**Source records:**
+-------+

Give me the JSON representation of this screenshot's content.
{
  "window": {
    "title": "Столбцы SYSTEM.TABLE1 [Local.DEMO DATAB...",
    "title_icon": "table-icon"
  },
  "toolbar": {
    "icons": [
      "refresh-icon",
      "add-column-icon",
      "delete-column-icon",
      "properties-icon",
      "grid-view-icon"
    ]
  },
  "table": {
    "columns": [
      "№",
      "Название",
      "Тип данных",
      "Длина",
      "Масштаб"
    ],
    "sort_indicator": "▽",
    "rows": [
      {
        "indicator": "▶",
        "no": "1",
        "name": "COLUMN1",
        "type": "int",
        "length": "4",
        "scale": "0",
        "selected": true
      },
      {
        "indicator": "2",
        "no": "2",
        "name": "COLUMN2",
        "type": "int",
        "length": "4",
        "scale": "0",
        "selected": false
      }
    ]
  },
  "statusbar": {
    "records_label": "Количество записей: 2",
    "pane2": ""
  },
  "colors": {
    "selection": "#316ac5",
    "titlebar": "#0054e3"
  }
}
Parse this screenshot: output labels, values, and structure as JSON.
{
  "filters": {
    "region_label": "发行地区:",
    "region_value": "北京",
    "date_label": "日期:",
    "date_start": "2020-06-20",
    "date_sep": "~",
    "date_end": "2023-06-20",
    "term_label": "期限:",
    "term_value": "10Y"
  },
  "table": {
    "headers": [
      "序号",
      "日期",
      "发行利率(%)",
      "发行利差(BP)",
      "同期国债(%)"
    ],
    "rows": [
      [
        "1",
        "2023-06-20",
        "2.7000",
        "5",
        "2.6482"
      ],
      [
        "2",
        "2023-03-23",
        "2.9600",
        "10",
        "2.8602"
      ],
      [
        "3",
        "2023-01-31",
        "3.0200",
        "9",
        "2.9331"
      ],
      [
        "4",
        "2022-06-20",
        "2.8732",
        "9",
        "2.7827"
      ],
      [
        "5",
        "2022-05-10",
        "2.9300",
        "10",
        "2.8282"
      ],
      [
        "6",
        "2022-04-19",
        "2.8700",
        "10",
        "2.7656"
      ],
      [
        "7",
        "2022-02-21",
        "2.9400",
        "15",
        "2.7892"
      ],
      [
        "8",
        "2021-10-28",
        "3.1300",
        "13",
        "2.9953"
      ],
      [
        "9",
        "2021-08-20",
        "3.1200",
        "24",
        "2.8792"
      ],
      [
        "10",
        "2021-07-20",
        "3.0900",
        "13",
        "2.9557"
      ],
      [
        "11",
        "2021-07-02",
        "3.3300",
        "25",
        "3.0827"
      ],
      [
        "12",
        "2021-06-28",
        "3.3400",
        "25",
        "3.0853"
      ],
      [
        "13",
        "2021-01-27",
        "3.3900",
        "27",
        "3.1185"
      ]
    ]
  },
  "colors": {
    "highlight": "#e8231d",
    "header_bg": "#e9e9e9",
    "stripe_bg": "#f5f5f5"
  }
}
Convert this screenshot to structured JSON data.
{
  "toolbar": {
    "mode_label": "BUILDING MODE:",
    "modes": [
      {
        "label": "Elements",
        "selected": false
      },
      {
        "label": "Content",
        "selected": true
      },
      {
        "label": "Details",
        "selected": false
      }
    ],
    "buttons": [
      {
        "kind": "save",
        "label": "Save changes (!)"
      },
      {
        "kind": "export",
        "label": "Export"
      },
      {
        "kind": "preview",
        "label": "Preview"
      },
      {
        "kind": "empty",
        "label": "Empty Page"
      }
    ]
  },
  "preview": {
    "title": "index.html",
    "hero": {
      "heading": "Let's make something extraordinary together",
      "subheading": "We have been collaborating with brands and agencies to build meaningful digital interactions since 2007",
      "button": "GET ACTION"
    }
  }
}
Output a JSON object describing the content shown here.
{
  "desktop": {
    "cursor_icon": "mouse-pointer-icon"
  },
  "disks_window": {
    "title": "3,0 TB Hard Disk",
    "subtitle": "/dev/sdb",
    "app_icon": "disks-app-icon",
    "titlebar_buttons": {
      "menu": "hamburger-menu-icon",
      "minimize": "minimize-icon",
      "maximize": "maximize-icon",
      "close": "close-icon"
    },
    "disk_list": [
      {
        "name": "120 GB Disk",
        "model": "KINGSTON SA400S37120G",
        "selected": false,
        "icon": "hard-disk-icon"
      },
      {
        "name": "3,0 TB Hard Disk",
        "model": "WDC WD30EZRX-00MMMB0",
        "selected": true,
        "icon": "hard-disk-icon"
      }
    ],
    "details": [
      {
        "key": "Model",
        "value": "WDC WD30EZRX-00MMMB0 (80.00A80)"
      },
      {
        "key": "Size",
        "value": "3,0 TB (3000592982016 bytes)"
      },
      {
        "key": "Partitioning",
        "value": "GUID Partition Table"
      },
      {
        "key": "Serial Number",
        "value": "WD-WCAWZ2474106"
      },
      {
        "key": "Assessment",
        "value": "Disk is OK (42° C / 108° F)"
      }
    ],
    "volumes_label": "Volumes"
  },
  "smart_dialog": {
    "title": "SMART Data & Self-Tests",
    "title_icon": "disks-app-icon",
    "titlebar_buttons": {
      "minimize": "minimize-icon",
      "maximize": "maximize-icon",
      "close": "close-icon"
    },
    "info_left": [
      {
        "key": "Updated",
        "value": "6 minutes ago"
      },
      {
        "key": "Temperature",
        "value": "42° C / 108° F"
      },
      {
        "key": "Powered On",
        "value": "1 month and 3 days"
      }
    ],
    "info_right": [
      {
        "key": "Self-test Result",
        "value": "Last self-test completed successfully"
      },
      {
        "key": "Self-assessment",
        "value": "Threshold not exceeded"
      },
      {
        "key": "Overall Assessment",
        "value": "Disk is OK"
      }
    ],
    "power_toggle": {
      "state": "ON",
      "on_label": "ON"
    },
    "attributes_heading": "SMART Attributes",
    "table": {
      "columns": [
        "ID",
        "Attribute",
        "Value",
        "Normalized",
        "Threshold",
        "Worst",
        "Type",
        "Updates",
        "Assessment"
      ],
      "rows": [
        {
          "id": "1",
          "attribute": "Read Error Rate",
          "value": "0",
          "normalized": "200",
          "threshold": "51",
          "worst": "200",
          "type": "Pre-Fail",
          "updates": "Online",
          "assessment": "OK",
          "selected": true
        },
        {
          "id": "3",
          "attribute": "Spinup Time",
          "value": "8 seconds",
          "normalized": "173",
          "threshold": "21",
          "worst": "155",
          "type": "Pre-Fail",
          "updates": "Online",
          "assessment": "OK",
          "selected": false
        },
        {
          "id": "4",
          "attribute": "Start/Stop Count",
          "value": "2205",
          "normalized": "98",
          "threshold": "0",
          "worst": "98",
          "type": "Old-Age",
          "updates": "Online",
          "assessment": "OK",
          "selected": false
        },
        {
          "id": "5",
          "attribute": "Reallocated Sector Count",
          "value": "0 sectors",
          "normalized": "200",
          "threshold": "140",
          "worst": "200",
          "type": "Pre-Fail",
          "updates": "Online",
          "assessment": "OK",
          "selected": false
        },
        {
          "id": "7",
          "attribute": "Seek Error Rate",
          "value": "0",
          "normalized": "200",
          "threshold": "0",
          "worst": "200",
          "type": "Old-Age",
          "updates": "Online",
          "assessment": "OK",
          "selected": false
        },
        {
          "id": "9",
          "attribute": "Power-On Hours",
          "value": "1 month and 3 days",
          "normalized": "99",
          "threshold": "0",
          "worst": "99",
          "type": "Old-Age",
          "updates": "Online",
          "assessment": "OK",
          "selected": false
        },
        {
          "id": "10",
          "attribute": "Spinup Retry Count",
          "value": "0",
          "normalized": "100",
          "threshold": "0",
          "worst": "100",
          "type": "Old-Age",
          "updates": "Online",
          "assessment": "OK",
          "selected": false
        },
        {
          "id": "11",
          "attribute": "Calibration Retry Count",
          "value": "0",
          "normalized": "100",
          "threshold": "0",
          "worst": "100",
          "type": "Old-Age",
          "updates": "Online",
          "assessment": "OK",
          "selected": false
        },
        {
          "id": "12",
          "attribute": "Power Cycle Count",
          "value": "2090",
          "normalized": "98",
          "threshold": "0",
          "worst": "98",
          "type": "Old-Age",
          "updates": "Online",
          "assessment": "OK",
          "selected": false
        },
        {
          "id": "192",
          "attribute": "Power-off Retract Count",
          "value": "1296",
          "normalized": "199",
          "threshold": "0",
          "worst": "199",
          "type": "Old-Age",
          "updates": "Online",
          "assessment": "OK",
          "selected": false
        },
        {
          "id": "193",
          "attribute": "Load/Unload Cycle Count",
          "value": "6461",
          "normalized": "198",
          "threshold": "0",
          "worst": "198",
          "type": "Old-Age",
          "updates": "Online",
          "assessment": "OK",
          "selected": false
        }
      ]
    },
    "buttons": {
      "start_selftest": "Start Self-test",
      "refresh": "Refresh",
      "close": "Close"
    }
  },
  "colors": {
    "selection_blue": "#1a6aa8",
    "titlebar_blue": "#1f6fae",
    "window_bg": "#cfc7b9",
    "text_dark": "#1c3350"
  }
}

+-------+

**SHORT EXERCISE:** Find the lines containing "Rate" and list every one of them.

**THE RESPONSE:**
          "attribute": "Read Error Rate",
          "attribute": "Seek Error Rate",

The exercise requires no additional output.